§ **Your task**
Reproduce word for word the lines from the first one through the line containing "x-tick-label: 0.0 <box>87 425 107 440</box>", including both of those lines.

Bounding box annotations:

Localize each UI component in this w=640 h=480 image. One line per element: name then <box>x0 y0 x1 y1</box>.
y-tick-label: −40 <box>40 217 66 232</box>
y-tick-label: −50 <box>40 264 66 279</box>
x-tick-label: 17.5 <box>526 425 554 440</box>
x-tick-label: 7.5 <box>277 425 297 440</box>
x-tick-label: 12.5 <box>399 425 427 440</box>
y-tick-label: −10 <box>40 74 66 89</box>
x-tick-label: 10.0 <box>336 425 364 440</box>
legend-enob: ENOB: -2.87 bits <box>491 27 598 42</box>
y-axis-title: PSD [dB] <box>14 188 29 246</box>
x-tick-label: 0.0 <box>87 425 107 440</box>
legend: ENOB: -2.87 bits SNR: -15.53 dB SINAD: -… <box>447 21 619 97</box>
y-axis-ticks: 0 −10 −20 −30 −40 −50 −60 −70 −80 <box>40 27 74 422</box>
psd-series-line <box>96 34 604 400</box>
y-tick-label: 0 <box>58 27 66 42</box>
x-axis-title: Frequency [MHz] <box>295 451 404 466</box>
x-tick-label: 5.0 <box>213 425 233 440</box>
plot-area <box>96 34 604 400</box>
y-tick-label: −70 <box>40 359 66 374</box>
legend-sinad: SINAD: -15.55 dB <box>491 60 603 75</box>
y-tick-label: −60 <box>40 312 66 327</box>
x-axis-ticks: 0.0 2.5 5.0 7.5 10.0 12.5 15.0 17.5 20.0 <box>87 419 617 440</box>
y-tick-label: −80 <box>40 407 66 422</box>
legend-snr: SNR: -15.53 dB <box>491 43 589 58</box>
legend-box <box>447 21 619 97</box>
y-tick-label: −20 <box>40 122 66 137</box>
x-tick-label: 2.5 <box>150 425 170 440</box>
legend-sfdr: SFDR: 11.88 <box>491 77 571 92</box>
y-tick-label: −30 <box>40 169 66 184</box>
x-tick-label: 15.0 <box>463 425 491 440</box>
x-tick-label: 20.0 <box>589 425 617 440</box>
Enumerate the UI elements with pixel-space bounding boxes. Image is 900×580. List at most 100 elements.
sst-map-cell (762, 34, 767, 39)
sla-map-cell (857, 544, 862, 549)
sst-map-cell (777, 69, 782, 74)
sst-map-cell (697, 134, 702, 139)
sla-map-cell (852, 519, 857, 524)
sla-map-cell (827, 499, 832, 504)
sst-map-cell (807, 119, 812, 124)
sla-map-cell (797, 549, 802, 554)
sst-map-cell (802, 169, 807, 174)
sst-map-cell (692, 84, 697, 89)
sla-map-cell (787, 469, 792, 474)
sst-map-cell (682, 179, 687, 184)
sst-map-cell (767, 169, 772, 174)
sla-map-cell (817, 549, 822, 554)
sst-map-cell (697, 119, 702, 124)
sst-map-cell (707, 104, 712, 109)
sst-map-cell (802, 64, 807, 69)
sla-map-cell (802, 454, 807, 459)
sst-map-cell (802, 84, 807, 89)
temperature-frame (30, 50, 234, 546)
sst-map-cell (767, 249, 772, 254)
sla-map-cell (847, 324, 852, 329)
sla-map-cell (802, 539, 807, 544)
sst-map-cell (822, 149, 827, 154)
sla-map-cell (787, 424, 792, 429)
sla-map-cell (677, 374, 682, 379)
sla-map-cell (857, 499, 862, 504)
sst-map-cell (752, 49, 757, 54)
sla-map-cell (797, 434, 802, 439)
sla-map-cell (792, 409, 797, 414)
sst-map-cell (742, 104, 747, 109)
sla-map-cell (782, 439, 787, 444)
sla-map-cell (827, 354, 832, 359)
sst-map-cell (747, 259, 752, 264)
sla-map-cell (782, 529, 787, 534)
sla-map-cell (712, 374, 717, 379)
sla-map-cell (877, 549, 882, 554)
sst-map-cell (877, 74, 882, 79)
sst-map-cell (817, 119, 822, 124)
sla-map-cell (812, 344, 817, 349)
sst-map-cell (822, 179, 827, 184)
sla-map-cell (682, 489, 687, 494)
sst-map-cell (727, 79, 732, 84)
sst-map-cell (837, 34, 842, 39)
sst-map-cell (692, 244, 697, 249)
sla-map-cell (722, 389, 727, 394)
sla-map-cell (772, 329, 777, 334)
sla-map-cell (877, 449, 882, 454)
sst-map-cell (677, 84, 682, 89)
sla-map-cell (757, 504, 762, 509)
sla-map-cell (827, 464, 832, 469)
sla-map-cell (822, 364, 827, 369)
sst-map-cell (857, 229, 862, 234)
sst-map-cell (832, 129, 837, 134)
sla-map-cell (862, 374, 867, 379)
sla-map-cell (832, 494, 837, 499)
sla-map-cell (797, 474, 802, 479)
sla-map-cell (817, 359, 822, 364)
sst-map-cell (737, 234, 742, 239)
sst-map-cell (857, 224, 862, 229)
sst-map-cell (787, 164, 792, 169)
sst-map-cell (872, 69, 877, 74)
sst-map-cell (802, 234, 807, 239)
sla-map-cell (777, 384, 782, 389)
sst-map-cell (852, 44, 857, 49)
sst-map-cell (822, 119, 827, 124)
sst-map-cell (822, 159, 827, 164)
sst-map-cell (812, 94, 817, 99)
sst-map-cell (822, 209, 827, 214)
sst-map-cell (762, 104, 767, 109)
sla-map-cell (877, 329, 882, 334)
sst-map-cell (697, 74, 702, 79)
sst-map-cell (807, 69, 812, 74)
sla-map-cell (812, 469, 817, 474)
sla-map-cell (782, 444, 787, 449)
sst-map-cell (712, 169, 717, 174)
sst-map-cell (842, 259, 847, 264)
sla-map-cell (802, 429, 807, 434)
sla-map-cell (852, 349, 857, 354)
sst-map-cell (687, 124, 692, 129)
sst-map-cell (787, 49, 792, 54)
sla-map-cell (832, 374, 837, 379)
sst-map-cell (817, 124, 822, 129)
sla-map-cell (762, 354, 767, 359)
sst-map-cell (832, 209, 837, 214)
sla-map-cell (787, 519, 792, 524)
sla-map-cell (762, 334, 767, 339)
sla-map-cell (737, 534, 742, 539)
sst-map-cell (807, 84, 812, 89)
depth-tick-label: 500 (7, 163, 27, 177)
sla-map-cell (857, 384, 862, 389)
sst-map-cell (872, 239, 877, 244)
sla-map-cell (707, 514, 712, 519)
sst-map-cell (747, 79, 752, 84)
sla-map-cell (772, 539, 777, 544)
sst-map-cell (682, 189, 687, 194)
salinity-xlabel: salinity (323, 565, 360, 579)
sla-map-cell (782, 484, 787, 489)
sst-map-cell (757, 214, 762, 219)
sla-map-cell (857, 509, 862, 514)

§ **Reply to the exercise**
Localize each UI component in this w=640 h=480 image. One line per element: name then <box>x0 y0 x1 y1</box>.
y-tick-label: −40 <box>40 217 66 232</box>
y-tick-label: −50 <box>40 264 66 279</box>
x-tick-label: 17.5 <box>526 425 554 440</box>
x-tick-label: 7.5 <box>277 425 297 440</box>
x-tick-label: 12.5 <box>399 425 427 440</box>
y-tick-label: −10 <box>40 74 66 89</box>
x-tick-label: 10.0 <box>336 425 364 440</box>
legend-enob: ENOB: -2.87 bits <box>491 27 598 42</box>
y-axis-title: PSD [dB] <box>14 188 29 246</box>
x-tick-label: 0.0 <box>87 425 107 440</box>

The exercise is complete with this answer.